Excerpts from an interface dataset
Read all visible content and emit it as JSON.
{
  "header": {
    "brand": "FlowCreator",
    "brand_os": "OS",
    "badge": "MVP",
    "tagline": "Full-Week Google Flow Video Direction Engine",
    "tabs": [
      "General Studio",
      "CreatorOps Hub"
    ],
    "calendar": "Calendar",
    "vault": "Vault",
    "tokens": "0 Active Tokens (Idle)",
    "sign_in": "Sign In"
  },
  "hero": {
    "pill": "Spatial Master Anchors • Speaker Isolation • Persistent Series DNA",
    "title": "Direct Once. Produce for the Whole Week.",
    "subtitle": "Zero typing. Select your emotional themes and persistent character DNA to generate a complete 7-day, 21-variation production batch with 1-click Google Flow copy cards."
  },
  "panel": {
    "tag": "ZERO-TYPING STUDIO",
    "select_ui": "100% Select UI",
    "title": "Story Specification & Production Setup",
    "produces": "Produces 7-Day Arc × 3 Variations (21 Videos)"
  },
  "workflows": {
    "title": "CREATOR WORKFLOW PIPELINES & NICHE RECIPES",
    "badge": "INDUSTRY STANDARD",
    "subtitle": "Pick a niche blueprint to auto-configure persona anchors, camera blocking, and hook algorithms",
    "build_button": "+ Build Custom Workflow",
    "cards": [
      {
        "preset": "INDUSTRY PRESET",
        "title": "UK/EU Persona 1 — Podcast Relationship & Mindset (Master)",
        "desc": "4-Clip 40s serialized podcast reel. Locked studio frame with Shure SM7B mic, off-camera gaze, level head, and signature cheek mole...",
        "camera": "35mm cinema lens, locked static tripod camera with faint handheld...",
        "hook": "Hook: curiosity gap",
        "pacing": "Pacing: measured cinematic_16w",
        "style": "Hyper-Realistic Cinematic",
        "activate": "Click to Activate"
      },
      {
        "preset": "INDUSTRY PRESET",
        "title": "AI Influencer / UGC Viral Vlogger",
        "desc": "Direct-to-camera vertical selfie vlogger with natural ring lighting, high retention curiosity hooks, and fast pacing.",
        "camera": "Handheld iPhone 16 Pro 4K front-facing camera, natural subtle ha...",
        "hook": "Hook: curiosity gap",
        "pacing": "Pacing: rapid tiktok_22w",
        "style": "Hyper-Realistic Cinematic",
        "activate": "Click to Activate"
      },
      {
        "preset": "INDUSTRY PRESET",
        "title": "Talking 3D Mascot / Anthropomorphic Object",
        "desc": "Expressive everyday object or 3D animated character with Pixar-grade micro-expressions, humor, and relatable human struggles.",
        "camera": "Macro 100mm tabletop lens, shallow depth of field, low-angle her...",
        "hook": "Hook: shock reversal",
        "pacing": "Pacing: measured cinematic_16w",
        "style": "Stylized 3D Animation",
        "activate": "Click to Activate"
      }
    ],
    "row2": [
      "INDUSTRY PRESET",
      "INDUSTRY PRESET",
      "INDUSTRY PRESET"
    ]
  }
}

● **Description of the task**
Exactly one number is the answer: how many lines in the data include the word "lens".

● **Task result**
2